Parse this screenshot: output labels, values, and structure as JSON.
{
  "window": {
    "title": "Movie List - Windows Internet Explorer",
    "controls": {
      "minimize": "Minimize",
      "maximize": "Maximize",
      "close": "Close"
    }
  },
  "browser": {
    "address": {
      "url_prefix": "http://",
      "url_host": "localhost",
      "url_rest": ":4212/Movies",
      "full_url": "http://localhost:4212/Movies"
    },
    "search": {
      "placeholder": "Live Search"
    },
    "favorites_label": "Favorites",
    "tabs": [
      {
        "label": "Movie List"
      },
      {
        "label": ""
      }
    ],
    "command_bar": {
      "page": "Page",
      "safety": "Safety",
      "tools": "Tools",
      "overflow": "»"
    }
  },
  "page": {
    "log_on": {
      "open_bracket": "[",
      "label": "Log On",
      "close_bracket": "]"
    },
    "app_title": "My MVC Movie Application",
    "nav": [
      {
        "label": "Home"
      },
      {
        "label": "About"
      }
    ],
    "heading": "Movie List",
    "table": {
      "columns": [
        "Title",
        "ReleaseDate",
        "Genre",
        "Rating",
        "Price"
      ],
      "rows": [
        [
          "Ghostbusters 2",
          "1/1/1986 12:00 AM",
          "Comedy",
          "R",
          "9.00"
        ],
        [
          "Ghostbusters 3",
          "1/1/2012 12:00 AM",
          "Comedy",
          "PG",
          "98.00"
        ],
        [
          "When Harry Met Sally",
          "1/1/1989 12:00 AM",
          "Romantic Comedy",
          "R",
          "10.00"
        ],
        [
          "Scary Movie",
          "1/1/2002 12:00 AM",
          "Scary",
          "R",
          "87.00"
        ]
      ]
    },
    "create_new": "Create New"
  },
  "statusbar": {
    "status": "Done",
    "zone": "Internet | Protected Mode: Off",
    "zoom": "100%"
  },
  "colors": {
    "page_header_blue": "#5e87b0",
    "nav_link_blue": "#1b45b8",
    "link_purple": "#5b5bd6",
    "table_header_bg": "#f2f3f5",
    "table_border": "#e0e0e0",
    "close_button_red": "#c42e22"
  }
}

****************************************

=== EXERCISE OBJECTIVE ===
Take the listing above and write it out again exactly.

=== RESPONSE ===
Parse this screenshot: output labels, values, and structure as JSON.
{
  "window": {
    "title": "Movie List - Windows Internet Explorer",
    "controls": {
      "minimize": "Minimize",
      "maximize": "Maximize",
      "close": "Close"
    }
  },
  "browser": {
    "address": {
      "url_prefix": "http://",
      "url_host": "localhost",
      "url_rest": ":4212/Movies",
      "full_url": "http://localhost:4212/Movies"
    },
    "search": {
      "placeholder": "Live Search"
    },
    "favorites_label": "Favorites",
    "tabs": [
      {
        "label": "Movie List"
      },
      {
        "label": ""
      }
    ],
    "command_bar": {
      "page": "Page",
      "safety": "Safety",
      "tools": "Tools",
      "overflow": "»"
    }
  },
  "page": {
    "log_on": {
      "open_bracket": "[",
      "label": "Log On",
      "close_bracket": "]"
    },
    "app_title": "My MVC Movie Application",
    "nav": [
      {
        "label": "Home"
      },
      {
        "label": "About"
      }
    ],
    "heading": "Movie List",
    "table": {
      "columns": [
        "Title",
        "ReleaseDate",
        "Genre",
        "Rating",
        "Price"
      ],
      "rows": [
        [
          "Ghostbusters 2",
          "1/1/1986 12:00 AM",
          "Comedy",
          "R",
          "9.00"
        ],
        [
          "Ghostbusters 3",
          "1/1/2012 12:00 AM",
          "Comedy",
          "PG",
          "98.00"
        ],
        [
          "When Harry Met Sally",
          "1/1/1989 12:00 AM",
          "Romantic Comedy",
          "R",
          "10.00"
        ],
        [
          "Scary Movie",
          "1/1/2002 12:00 AM",
          "Scary",
          "R",
          "87.00"
        ]
      ]
    },
    "create_new": "Create New"
  },
  "statusbar": {
    "status": "Done",
    "zone": "Internet | Protected Mode: Off",
    "zoom": "100%"
  },
  "colors": {
    "page_header_blue": "#5e87b0",
    "nav_link_blue": "#1b45b8",
    "link_purple": "#5b5bd6",
    "table_header_bg": "#f2f3f5",
    "table_border": "#e0e0e0",
    "close_button_red": "#c42e22"
  }
}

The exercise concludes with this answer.